| Exercise objective |
Each entry below is to be written out exactly, and the pictures are to be left out.

[Begin]

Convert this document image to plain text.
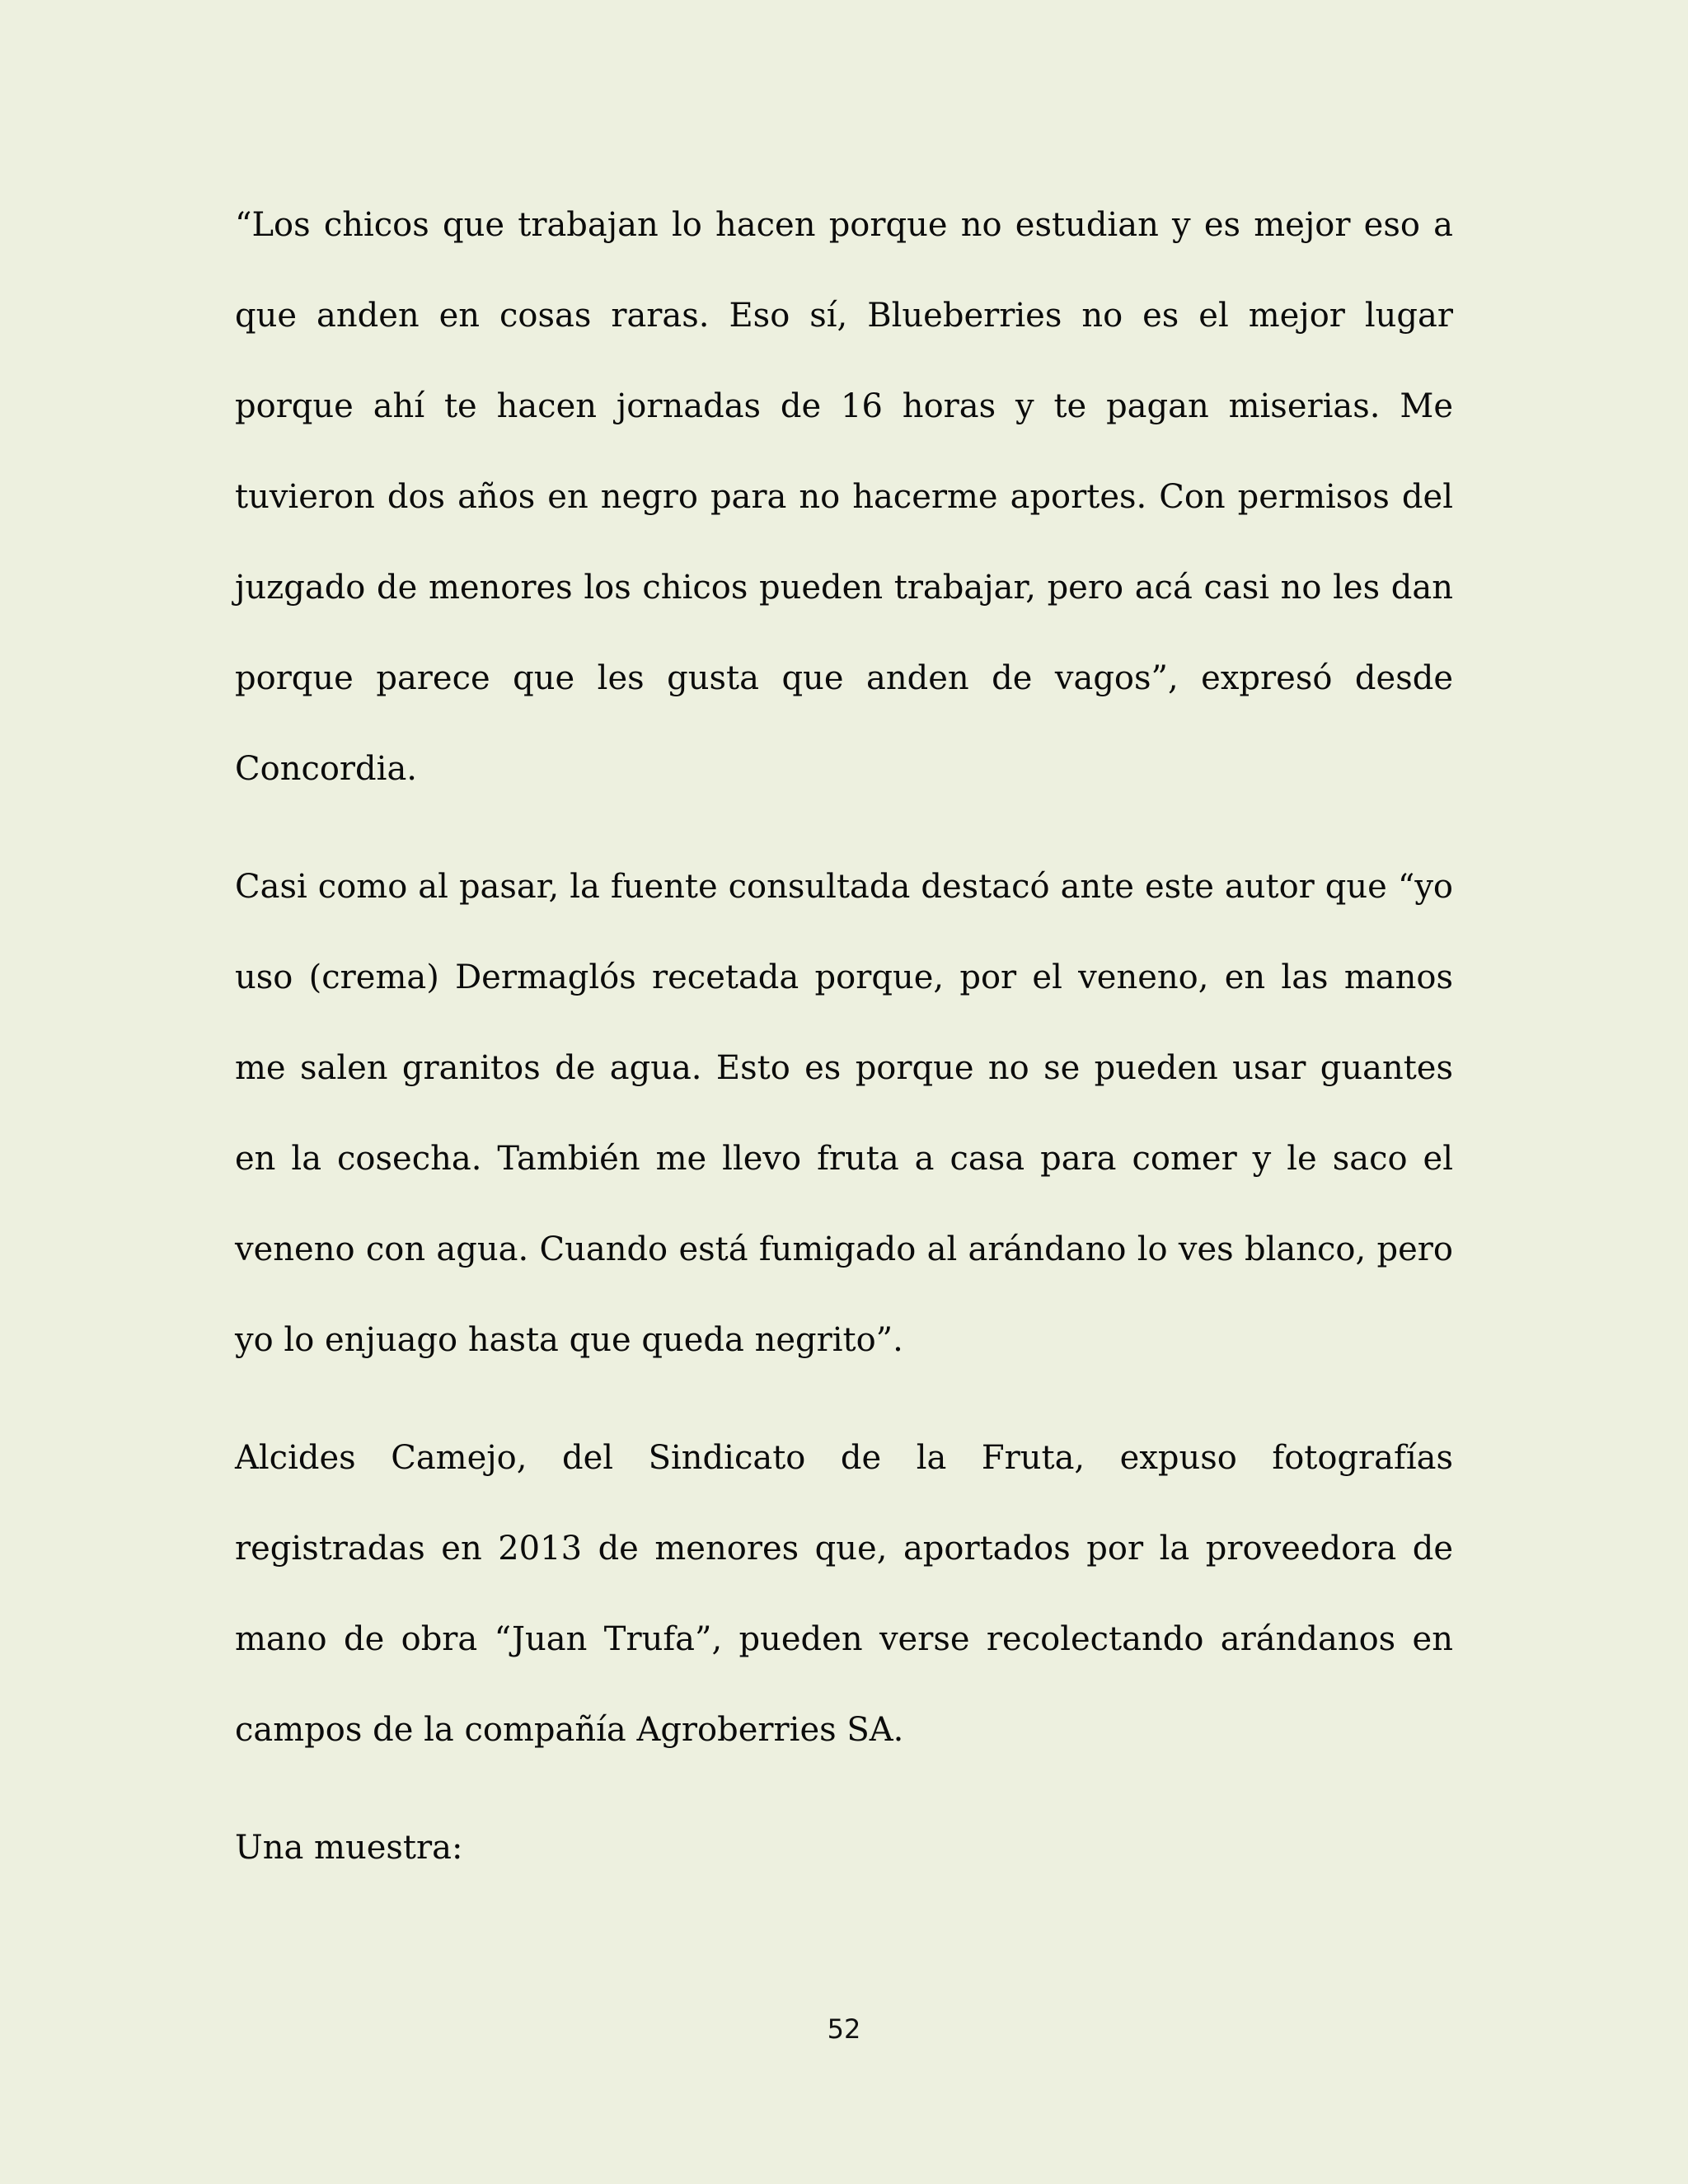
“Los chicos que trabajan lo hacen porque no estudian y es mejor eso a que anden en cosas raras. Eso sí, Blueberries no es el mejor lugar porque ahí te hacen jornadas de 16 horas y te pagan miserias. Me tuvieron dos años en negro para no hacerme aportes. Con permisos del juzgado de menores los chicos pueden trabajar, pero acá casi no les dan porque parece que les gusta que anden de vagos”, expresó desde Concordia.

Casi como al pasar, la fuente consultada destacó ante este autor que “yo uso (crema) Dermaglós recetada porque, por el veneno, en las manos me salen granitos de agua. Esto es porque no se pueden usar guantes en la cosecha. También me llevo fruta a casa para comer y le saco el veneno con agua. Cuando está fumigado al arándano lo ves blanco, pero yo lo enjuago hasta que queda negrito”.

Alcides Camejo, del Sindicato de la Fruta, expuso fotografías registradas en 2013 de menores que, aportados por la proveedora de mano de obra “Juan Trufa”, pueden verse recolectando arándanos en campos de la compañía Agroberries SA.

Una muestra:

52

[End]

| Solution |
Convert this document image to plain text.
“Los chicos que trabajan lo hacen porque no estudian y es mejor eso a que anden en cosas raras. Eso sí, Blueberries no es el mejor lugar porque ahí te hacen jornadas de 16 horas y te pagan miserias. Me tuvieron dos años en negro para no hacerme aportes. Con permisos del juzgado de menores los chicos pueden trabajar, pero acá casi no les dan porque parece que les gusta que anden de vagos”, expresó desde Concordia.

Casi como al pasar, la fuente consultada destacó ante este autor que “yo uso (crema) Dermaglós recetada porque, por el veneno, en las manos me salen granitos de agua. Esto es porque no se pueden usar guantes en la cosecha. También me llevo fruta a casa para comer y le saco el veneno con agua. Cuando está fumigado al arándano lo ves blanco, pero yo lo enjuago hasta que queda negrito”.

Alcides Camejo, del Sindicato de la Fruta, expuso fotografías registradas en 2013 de menores que, aportados por la proveedora de mano de obra “Juan Trufa”, pueden verse recolectando arándanos en campos de la compañía Agroberries SA.

Una muestra:

52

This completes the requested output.